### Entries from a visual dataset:
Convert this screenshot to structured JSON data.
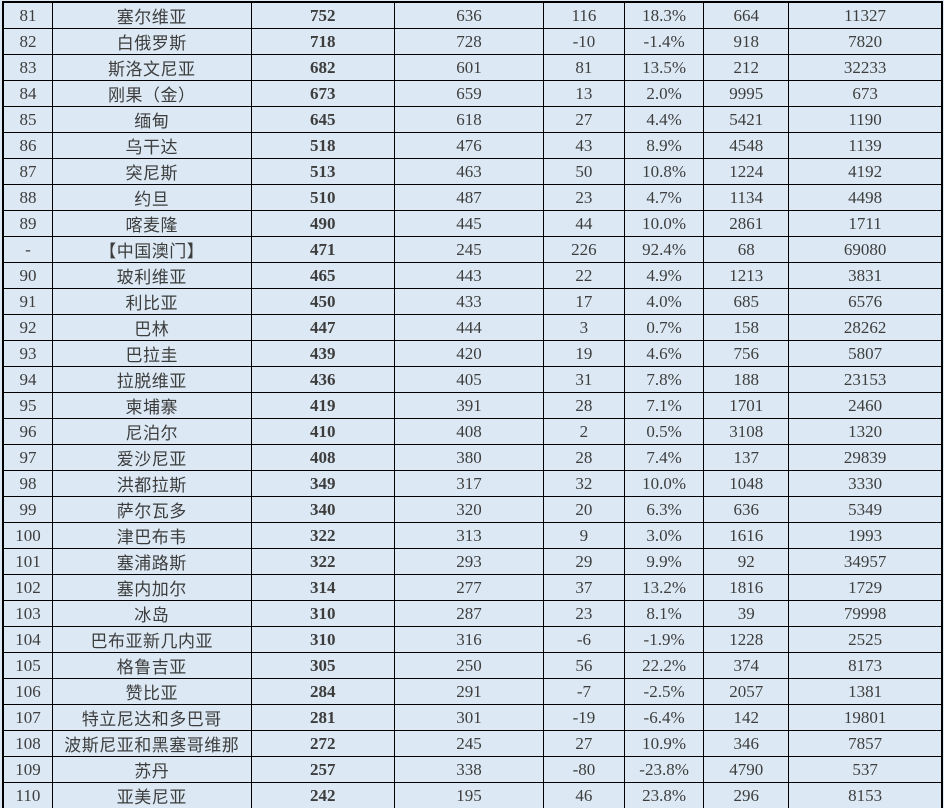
{
  "colors": {
    "background": "#dce9f4",
    "border": "#000000",
    "primary_value_red": "#cc2f2f",
    "number_text": "#3d3d3d",
    "name_text": "#111111"
  },
  "table": {
    "cell_names": [
      "rank-cell",
      "country-name-cell",
      "primary-value-cell",
      "previous-value-cell",
      "difference-cell",
      "percent-change-cell",
      "population-value-cell",
      "per-capita-value-cell"
    ],
    "rows": [
      {
        "rank": "81",
        "name": "塞尔维亚",
        "values": [
          "752",
          "636",
          "116",
          "18.3%",
          "664",
          "11327"
        ]
      },
      {
        "rank": "82",
        "name": "白俄罗斯",
        "values": [
          "718",
          "728",
          "-10",
          "-1.4%",
          "918",
          "7820"
        ]
      },
      {
        "rank": "83",
        "name": "斯洛文尼亚",
        "values": [
          "682",
          "601",
          "81",
          "13.5%",
          "212",
          "32233"
        ]
      },
      {
        "rank": "84",
        "name": "刚果（金）",
        "values": [
          "673",
          "659",
          "13",
          "2.0%",
          "9995",
          "673"
        ]
      },
      {
        "rank": "85",
        "name": "缅甸",
        "values": [
          "645",
          "618",
          "27",
          "4.4%",
          "5421",
          "1190"
        ]
      },
      {
        "rank": "86",
        "name": "乌干达",
        "values": [
          "518",
          "476",
          "43",
          "8.9%",
          "4548",
          "1139"
        ]
      },
      {
        "rank": "87",
        "name": "突尼斯",
        "values": [
          "513",
          "463",
          "50",
          "10.8%",
          "1224",
          "4192"
        ]
      },
      {
        "rank": "88",
        "name": "约旦",
        "values": [
          "510",
          "487",
          "23",
          "4.7%",
          "1134",
          "4498"
        ]
      },
      {
        "rank": "89",
        "name": "喀麦隆",
        "values": [
          "490",
          "445",
          "44",
          "10.0%",
          "2861",
          "1711"
        ]
      },
      {
        "rank": "-",
        "name": "【中国澳门】",
        "values": [
          "471",
          "245",
          "226",
          "92.4%",
          "68",
          "69080"
        ]
      },
      {
        "rank": "90",
        "name": "玻利维亚",
        "values": [
          "465",
          "443",
          "22",
          "4.9%",
          "1213",
          "3831"
        ]
      },
      {
        "rank": "91",
        "name": "利比亚",
        "values": [
          "450",
          "433",
          "17",
          "4.0%",
          "685",
          "6576"
        ]
      },
      {
        "rank": "92",
        "name": "巴林",
        "values": [
          "447",
          "444",
          "3",
          "0.7%",
          "158",
          "28262"
        ]
      },
      {
        "rank": "93",
        "name": "巴拉圭",
        "values": [
          "439",
          "420",
          "19",
          "4.6%",
          "756",
          "5807"
        ]
      },
      {
        "rank": "94",
        "name": "拉脱维亚",
        "values": [
          "436",
          "405",
          "31",
          "7.8%",
          "188",
          "23153"
        ]
      },
      {
        "rank": "95",
        "name": "柬埔寨",
        "values": [
          "419",
          "391",
          "28",
          "7.1%",
          "1701",
          "2460"
        ]
      },
      {
        "rank": "96",
        "name": "尼泊尔",
        "values": [
          "410",
          "408",
          "2",
          "0.5%",
          "3108",
          "1320"
        ]
      },
      {
        "rank": "97",
        "name": "爱沙尼亚",
        "values": [
          "408",
          "380",
          "28",
          "7.4%",
          "137",
          "29839"
        ]
      },
      {
        "rank": "98",
        "name": "洪都拉斯",
        "values": [
          "349",
          "317",
          "32",
          "10.0%",
          "1048",
          "3330"
        ]
      },
      {
        "rank": "99",
        "name": "萨尔瓦多",
        "values": [
          "340",
          "320",
          "20",
          "6.3%",
          "636",
          "5349"
        ]
      },
      {
        "rank": "100",
        "name": "津巴布韦",
        "values": [
          "322",
          "313",
          "9",
          "3.0%",
          "1616",
          "1993"
        ]
      },
      {
        "rank": "101",
        "name": "塞浦路斯",
        "values": [
          "322",
          "293",
          "29",
          "9.9%",
          "92",
          "34957"
        ]
      },
      {
        "rank": "102",
        "name": "塞内加尔",
        "values": [
          "314",
          "277",
          "37",
          "13.2%",
          "1816",
          "1729"
        ]
      },
      {
        "rank": "103",
        "name": "冰岛",
        "values": [
          "310",
          "287",
          "23",
          "8.1%",
          "39",
          "79998"
        ]
      },
      {
        "rank": "104",
        "name": "巴布亚新几内亚",
        "values": [
          "310",
          "316",
          "-6",
          "-1.9%",
          "1228",
          "2525"
        ]
      },
      {
        "rank": "105",
        "name": "格鲁吉亚",
        "values": [
          "305",
          "250",
          "56",
          "22.2%",
          "374",
          "8173"
        ]
      },
      {
        "rank": "106",
        "name": "赞比亚",
        "values": [
          "284",
          "291",
          "-7",
          "-2.5%",
          "2057",
          "1381"
        ]
      },
      {
        "rank": "107",
        "name": "特立尼达和多巴哥",
        "values": [
          "281",
          "301",
          "-19",
          "-6.4%",
          "142",
          "19801"
        ]
      },
      {
        "rank": "108",
        "name": "波斯尼亚和黑塞哥维那",
        "values": [
          "272",
          "245",
          "27",
          "10.9%",
          "346",
          "7857"
        ]
      },
      {
        "rank": "109",
        "name": "苏丹",
        "values": [
          "257",
          "338",
          "-80",
          "-23.8%",
          "4790",
          "537"
        ]
      },
      {
        "rank": "110",
        "name": "亚美尼亚",
        "values": [
          "242",
          "195",
          "46",
          "23.8%",
          "296",
          "8153"
        ]
      }
    ]
  }
}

### Given request:
Transcribe the records above exactly, leaving out every picture.

### Written response:
Convert this screenshot to structured JSON data.
{
  "colors": {
    "background": "#dce9f4",
    "border": "#000000",
    "primary_value_red": "#cc2f2f",
    "number_text": "#3d3d3d",
    "name_text": "#111111"
  },
  "table": {
    "cell_names": [
      "rank-cell",
      "country-name-cell",
      "primary-value-cell",
      "previous-value-cell",
      "difference-cell",
      "percent-change-cell",
      "population-value-cell",
      "per-capita-value-cell"
    ],
    "rows": [
      {
        "rank": "81",
        "name": "塞尔维亚",
        "values": [
          "752",
          "636",
          "116",
          "18.3%",
          "664",
          "11327"
        ]
      },
      {
        "rank": "82",
        "name": "白俄罗斯",
        "values": [
          "718",
          "728",
          "-10",
          "-1.4%",
          "918",
          "7820"
        ]
      },
      {
        "rank": "83",
        "name": "斯洛文尼亚",
        "values": [
          "682",
          "601",
          "81",
          "13.5%",
          "212",
          "32233"
        ]
      },
      {
        "rank": "84",
        "name": "刚果（金）",
        "values": [
          "673",
          "659",
          "13",
          "2.0%",
          "9995",
          "673"
        ]
      },
      {
        "rank": "85",
        "name": "缅甸",
        "values": [
          "645",
          "618",
          "27",
          "4.4%",
          "5421",
          "1190"
        ]
      },
      {
        "rank": "86",
        "name": "乌干达",
        "values": [
          "518",
          "476",
          "43",
          "8.9%",
          "4548",
          "1139"
        ]
      },
      {
        "rank": "87",
        "name": "突尼斯",
        "values": [
          "513",
          "463",
          "50",
          "10.8%",
          "1224",
          "4192"
        ]
      },
      {
        "rank": "88",
        "name": "约旦",
        "values": [
          "510",
          "487",
          "23",
          "4.7%",
          "1134",
          "4498"
        ]
      },
      {
        "rank": "89",
        "name": "喀麦隆",
        "values": [
          "490",
          "445",
          "44",
          "10.0%",
          "2861",
          "1711"
        ]
      },
      {
        "rank": "-",
        "name": "【中国澳门】",
        "values": [
          "471",
          "245",
          "226",
          "92.4%",
          "68",
          "69080"
        ]
      },
      {
        "rank": "90",
        "name": "玻利维亚",
        "values": [
          "465",
          "443",
          "22",
          "4.9%",
          "1213",
          "3831"
        ]
      },
      {
        "rank": "91",
        "name": "利比亚",
        "values": [
          "450",
          "433",
          "17",
          "4.0%",
          "685",
          "6576"
        ]
      },
      {
        "rank": "92",
        "name": "巴林",
        "values": [
          "447",
          "444",
          "3",
          "0.7%",
          "158",
          "28262"
        ]
      },
      {
        "rank": "93",
        "name": "巴拉圭",
        "values": [
          "439",
          "420",
          "19",
          "4.6%",
          "756",
          "5807"
        ]
      },
      {
        "rank": "94",
        "name": "拉脱维亚",
        "values": [
          "436",
          "405",
          "31",
          "7.8%",
          "188",
          "23153"
        ]
      },
      {
        "rank": "95",
        "name": "柬埔寨",
        "values": [
          "419",
          "391",
          "28",
          "7.1%",
          "1701",
          "2460"
        ]
      },
      {
        "rank": "96",
        "name": "尼泊尔",
        "values": [
          "410",
          "408",
          "2",
          "0.5%",
          "3108",
          "1320"
        ]
      },
      {
        "rank": "97",
        "name": "爱沙尼亚",
        "values": [
          "408",
          "380",
          "28",
          "7.4%",
          "137",
          "29839"
        ]
      },
      {
        "rank": "98",
        "name": "洪都拉斯",
        "values": [
          "349",
          "317",
          "32",
          "10.0%",
          "1048",
          "3330"
        ]
      },
      {
        "rank": "99",
        "name": "萨尔瓦多",
        "values": [
          "340",
          "320",
          "20",
          "6.3%",
          "636",
          "5349"
        ]
      },
      {
        "rank": "100",
        "name": "津巴布韦",
        "values": [
          "322",
          "313",
          "9",
          "3.0%",
          "1616",
          "1993"
        ]
      },
      {
        "rank": "101",
        "name": "塞浦路斯",
        "values": [
          "322",
          "293",
          "29",
          "9.9%",
          "92",
          "34957"
        ]
      },
      {
        "rank": "102",
        "name": "塞内加尔",
        "values": [
          "314",
          "277",
          "37",
          "13.2%",
          "1816",
          "1729"
        ]
      },
      {
        "rank": "103",
        "name": "冰岛",
        "values": [
          "310",
          "287",
          "23",
          "8.1%",
          "39",
          "79998"
        ]
      },
      {
        "rank": "104",
        "name": "巴布亚新几内亚",
        "values": [
          "310",
          "316",
          "-6",
          "-1.9%",
          "1228",
          "2525"
        ]
      },
      {
        "rank": "105",
        "name": "格鲁吉亚",
        "values": [
          "305",
          "250",
          "56",
          "22.2%",
          "374",
          "8173"
        ]
      },
      {
        "rank": "106",
        "name": "赞比亚",
        "values": [
          "284",
          "291",
          "-7",
          "-2.5%",
          "2057",
          "1381"
        ]
      },
      {
        "rank": "107",
        "name": "特立尼达和多巴哥",
        "values": [
          "281",
          "301",
          "-19",
          "-6.4%",
          "142",
          "19801"
        ]
      },
      {
        "rank": "108",
        "name": "波斯尼亚和黑塞哥维那",
        "values": [
          "272",
          "245",
          "27",
          "10.9%",
          "346",
          "7857"
        ]
      },
      {
        "rank": "109",
        "name": "苏丹",
        "values": [
          "257",
          "338",
          "-80",
          "-23.8%",
          "4790",
          "537"
        ]
      },
      {
        "rank": "110",
        "name": "亚美尼亚",
        "values": [
          "242",
          "195",
          "46",
          "23.8%",
          "296",
          "8153"
        ]
      }
    ]
  }
}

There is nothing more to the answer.